● Request:
Count every line in the entries that contains "type". Report that count alone.

● Dataset:

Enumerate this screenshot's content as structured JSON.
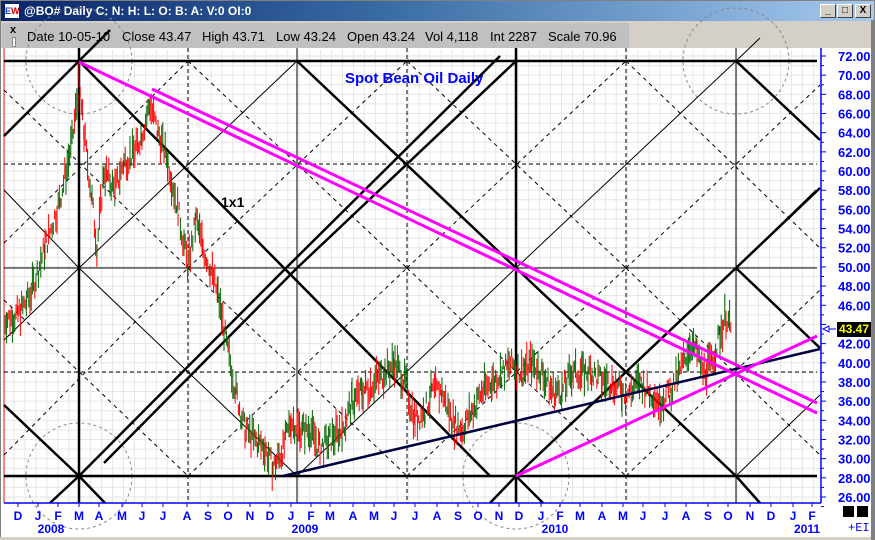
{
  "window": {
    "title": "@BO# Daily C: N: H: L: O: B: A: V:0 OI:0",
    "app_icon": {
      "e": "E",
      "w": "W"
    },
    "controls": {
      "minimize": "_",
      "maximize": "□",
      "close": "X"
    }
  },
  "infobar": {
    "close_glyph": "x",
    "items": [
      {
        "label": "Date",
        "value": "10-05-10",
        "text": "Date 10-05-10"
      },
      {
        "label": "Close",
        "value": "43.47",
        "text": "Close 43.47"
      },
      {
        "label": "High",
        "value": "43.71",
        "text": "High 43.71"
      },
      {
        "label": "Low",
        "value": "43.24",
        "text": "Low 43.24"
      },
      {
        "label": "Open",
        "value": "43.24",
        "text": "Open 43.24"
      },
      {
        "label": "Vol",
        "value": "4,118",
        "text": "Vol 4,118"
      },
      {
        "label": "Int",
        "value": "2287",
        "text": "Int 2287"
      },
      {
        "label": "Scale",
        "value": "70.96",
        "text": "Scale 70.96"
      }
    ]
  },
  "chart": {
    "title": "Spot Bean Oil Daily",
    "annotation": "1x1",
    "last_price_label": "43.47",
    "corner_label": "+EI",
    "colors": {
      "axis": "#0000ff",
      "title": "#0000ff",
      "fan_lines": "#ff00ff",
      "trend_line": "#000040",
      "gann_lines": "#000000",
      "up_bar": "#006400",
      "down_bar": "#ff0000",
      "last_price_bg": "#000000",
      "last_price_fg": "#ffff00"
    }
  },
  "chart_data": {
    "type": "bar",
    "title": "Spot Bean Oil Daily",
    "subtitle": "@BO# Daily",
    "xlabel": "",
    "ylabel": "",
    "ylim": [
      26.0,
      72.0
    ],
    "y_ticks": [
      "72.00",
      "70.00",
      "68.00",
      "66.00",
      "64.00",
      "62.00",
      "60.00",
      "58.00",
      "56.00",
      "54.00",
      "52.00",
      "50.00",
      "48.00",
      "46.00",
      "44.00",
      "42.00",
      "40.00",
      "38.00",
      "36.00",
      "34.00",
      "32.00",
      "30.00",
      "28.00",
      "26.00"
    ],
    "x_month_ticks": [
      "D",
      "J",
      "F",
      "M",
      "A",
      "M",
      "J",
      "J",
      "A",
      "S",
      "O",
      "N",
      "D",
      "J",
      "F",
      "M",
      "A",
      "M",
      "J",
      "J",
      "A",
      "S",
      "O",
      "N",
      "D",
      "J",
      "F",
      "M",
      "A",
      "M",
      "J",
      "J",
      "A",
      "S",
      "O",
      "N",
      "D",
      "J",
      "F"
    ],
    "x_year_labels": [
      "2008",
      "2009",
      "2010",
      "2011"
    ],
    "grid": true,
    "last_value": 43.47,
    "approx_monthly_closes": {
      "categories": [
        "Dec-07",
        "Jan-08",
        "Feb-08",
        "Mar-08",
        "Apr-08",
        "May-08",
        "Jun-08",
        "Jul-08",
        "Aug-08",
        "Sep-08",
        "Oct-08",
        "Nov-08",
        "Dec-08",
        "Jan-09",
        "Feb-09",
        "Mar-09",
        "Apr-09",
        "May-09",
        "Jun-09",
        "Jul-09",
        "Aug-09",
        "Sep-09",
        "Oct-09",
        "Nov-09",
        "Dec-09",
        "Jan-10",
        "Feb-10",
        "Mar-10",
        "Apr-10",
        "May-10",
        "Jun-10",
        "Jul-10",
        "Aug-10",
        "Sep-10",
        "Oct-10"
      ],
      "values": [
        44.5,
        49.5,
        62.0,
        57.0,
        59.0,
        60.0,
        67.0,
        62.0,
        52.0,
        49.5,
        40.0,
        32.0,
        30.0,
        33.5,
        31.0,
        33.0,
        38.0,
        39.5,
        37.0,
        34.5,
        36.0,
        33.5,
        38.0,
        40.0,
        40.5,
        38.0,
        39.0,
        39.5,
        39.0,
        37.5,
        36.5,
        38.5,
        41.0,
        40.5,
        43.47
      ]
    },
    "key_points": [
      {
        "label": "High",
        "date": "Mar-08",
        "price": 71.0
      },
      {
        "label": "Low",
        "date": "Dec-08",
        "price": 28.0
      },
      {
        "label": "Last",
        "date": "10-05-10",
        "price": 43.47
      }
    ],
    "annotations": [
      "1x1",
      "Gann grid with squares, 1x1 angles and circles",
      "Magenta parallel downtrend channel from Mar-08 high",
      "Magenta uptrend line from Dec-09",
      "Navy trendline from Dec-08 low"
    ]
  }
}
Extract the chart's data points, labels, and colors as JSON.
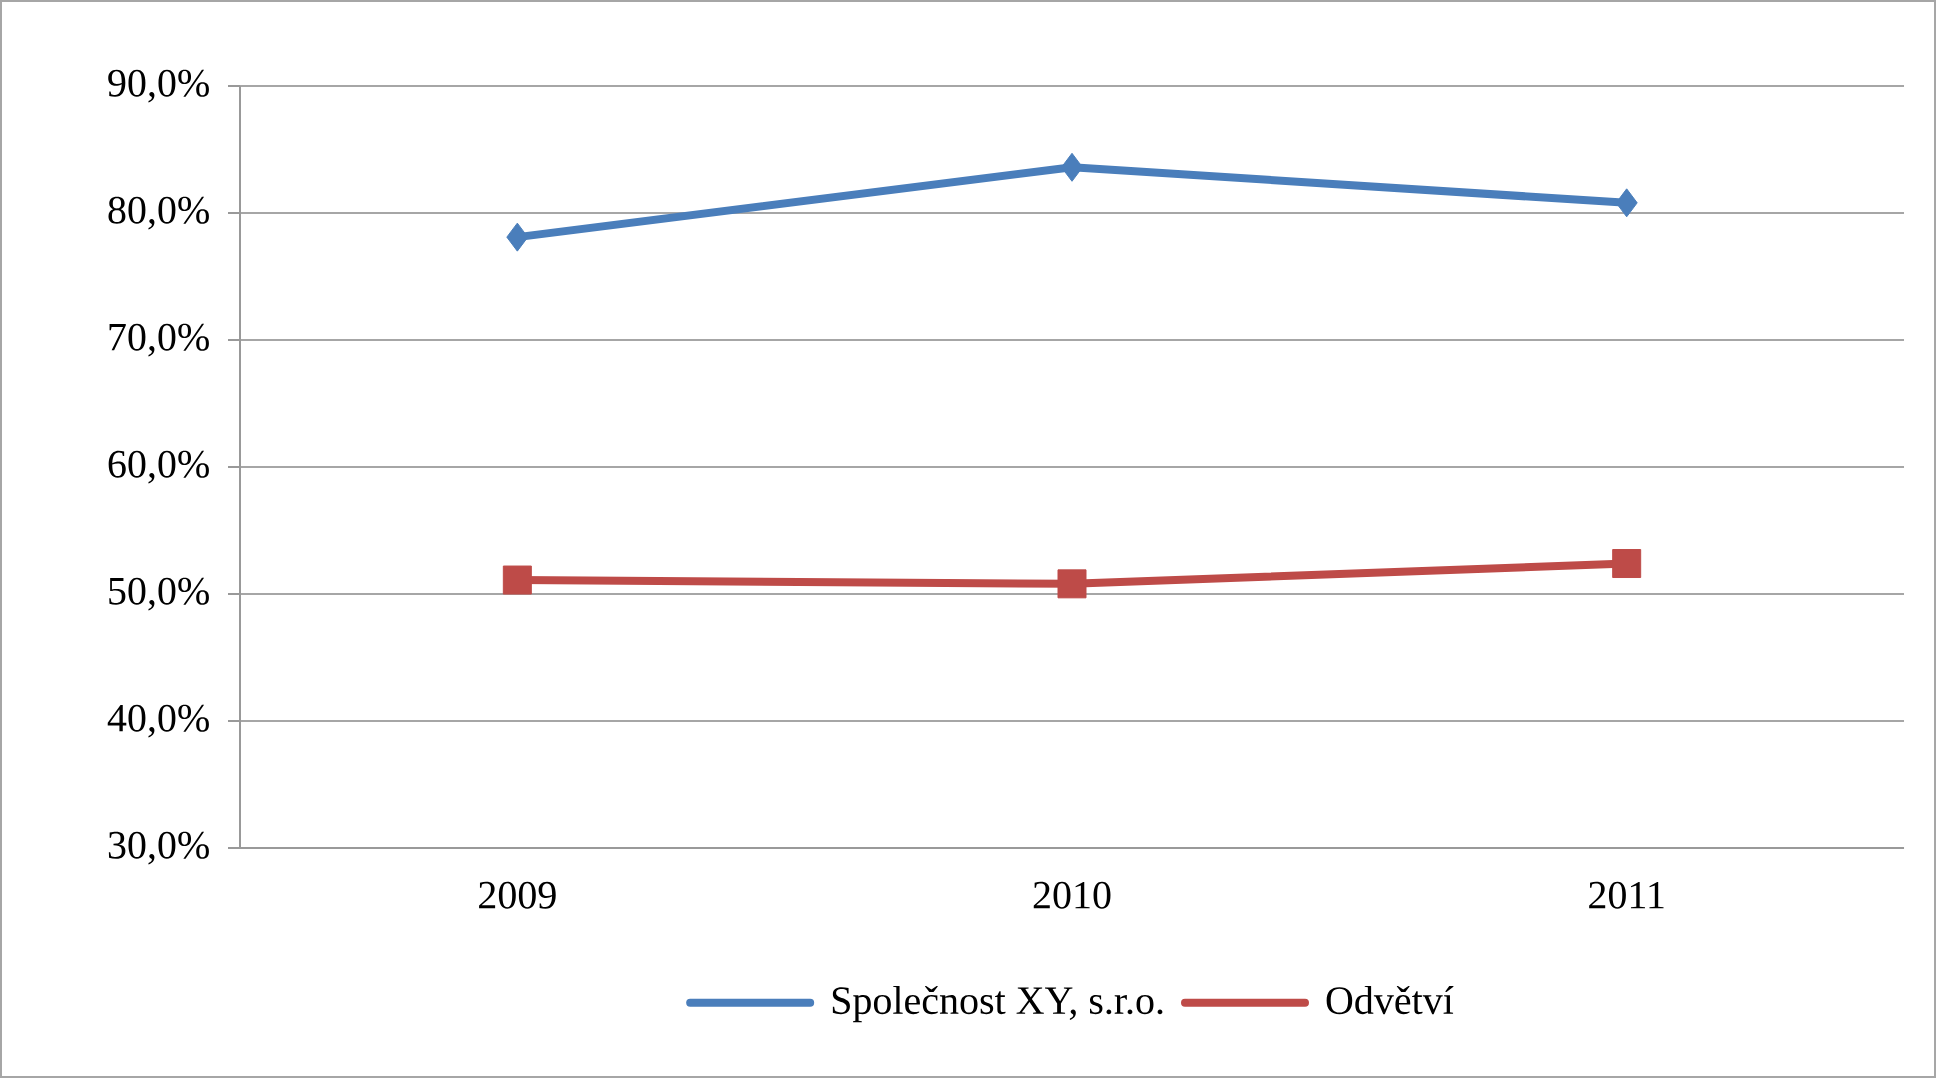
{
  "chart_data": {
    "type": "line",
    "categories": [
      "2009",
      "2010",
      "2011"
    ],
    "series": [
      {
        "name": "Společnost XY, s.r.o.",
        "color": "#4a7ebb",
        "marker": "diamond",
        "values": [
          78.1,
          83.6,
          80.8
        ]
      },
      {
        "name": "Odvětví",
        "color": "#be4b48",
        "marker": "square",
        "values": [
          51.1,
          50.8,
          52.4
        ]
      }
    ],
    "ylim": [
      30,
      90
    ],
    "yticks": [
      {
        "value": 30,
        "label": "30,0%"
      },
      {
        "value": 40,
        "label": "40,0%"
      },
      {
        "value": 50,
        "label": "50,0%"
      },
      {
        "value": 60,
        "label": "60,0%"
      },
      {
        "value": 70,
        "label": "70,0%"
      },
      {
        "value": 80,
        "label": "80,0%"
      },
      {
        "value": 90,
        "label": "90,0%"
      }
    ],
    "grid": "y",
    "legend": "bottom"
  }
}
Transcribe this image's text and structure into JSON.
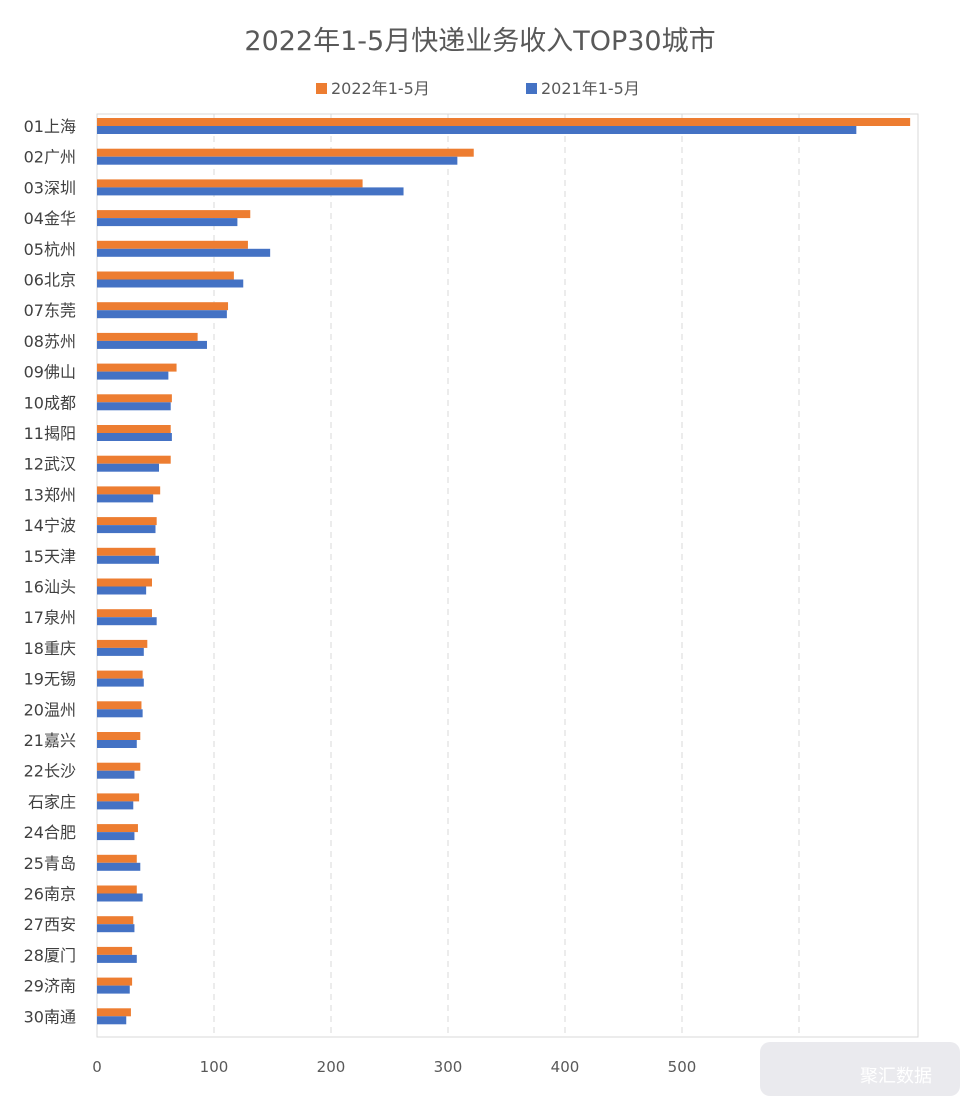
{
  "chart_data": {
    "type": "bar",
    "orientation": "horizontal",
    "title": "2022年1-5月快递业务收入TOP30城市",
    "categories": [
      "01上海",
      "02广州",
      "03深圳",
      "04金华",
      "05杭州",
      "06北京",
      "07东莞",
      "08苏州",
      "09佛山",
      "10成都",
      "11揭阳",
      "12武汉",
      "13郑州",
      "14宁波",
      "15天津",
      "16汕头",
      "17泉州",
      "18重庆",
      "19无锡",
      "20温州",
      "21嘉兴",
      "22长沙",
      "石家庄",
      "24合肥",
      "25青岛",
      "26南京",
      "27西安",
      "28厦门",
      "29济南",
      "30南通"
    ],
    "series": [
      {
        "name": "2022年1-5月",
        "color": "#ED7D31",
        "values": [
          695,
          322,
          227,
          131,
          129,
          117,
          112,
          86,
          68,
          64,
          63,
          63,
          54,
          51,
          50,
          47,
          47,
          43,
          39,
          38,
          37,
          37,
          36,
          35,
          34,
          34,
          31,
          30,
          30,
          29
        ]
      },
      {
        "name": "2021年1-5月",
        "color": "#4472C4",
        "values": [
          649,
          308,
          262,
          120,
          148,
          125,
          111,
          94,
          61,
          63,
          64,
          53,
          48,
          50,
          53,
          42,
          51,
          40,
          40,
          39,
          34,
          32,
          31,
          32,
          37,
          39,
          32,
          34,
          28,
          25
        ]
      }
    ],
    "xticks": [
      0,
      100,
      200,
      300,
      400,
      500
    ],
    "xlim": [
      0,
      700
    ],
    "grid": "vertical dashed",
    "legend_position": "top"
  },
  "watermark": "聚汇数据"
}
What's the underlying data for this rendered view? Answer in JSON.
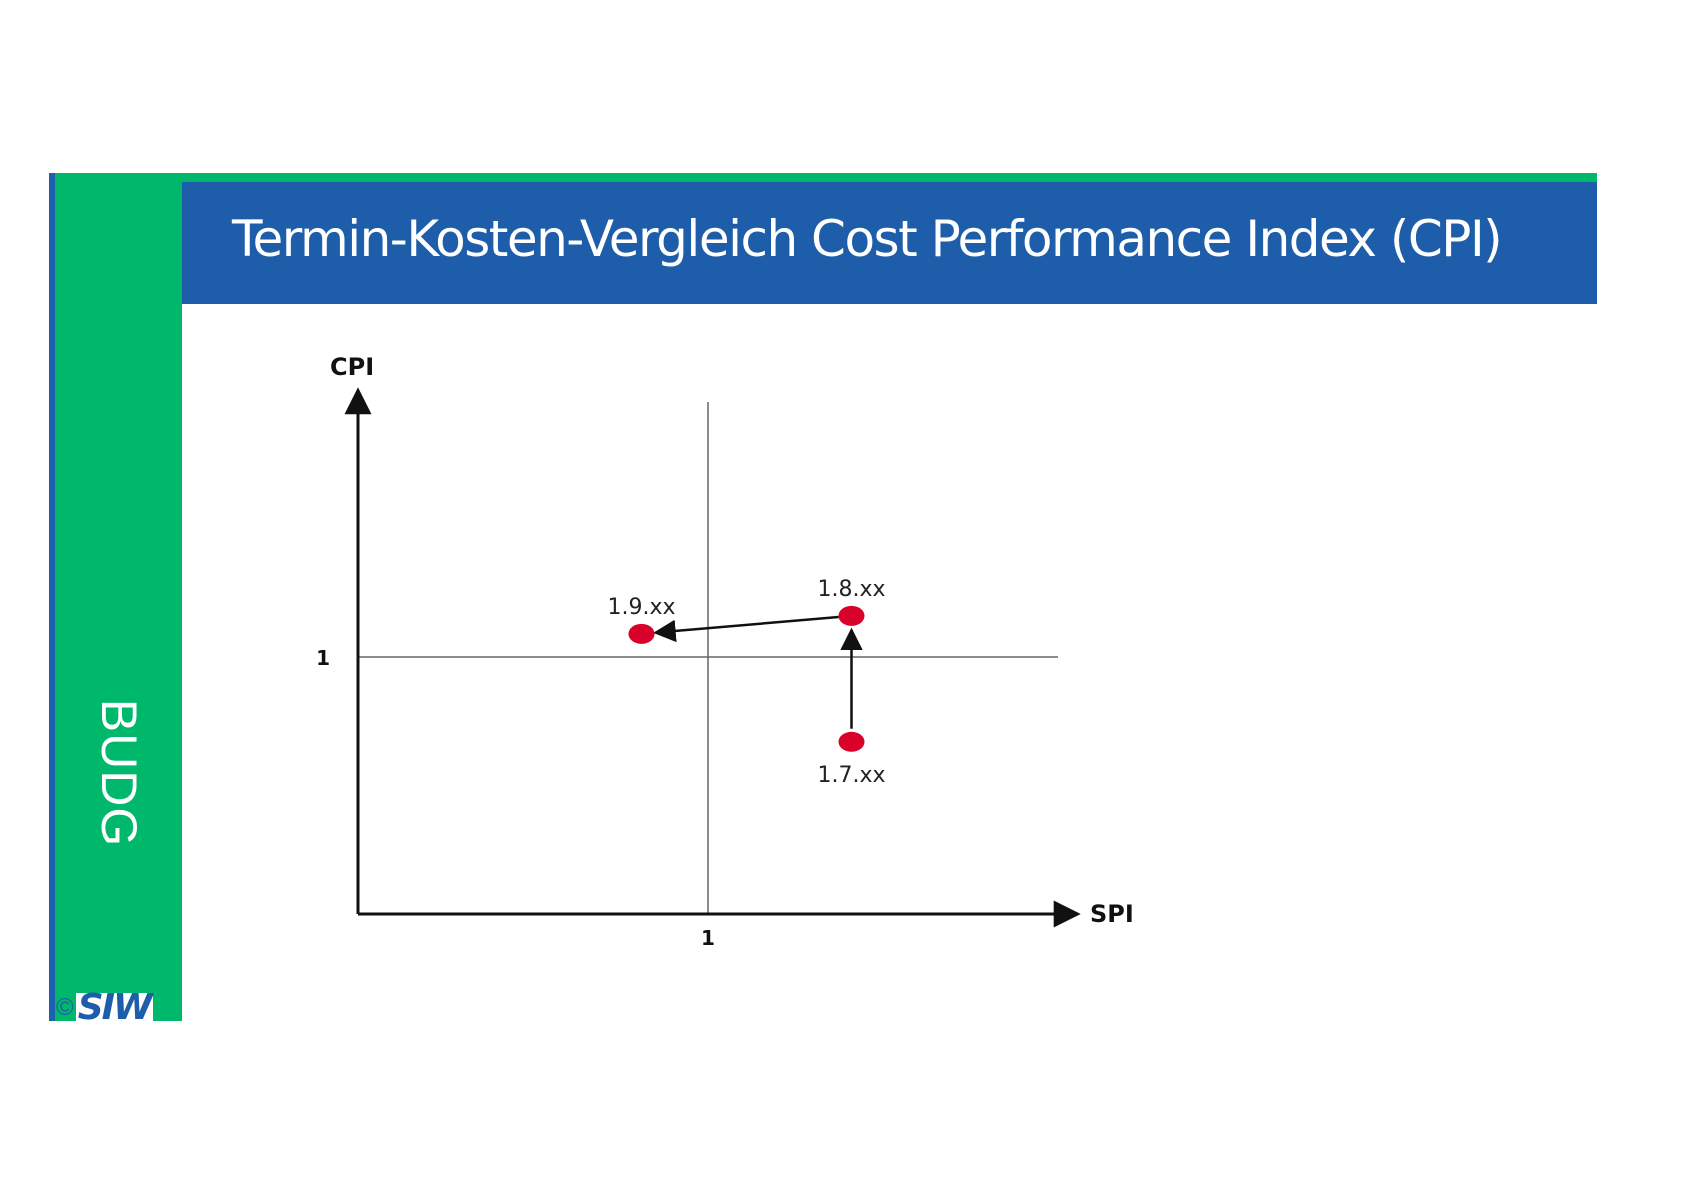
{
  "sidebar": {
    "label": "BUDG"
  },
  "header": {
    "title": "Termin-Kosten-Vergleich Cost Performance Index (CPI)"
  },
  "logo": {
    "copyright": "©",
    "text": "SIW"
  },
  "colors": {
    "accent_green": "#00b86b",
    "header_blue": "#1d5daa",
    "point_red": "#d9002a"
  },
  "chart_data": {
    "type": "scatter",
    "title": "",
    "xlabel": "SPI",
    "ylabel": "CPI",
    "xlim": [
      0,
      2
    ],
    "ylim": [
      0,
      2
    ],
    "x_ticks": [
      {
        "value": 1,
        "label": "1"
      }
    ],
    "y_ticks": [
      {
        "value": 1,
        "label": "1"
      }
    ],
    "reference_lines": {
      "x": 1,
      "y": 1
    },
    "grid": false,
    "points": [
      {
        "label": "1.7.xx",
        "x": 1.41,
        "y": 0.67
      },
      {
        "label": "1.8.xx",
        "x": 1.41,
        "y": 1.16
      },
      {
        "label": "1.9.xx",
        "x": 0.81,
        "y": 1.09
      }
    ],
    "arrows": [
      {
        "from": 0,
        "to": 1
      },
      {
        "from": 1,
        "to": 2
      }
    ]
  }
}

● The completed task:
4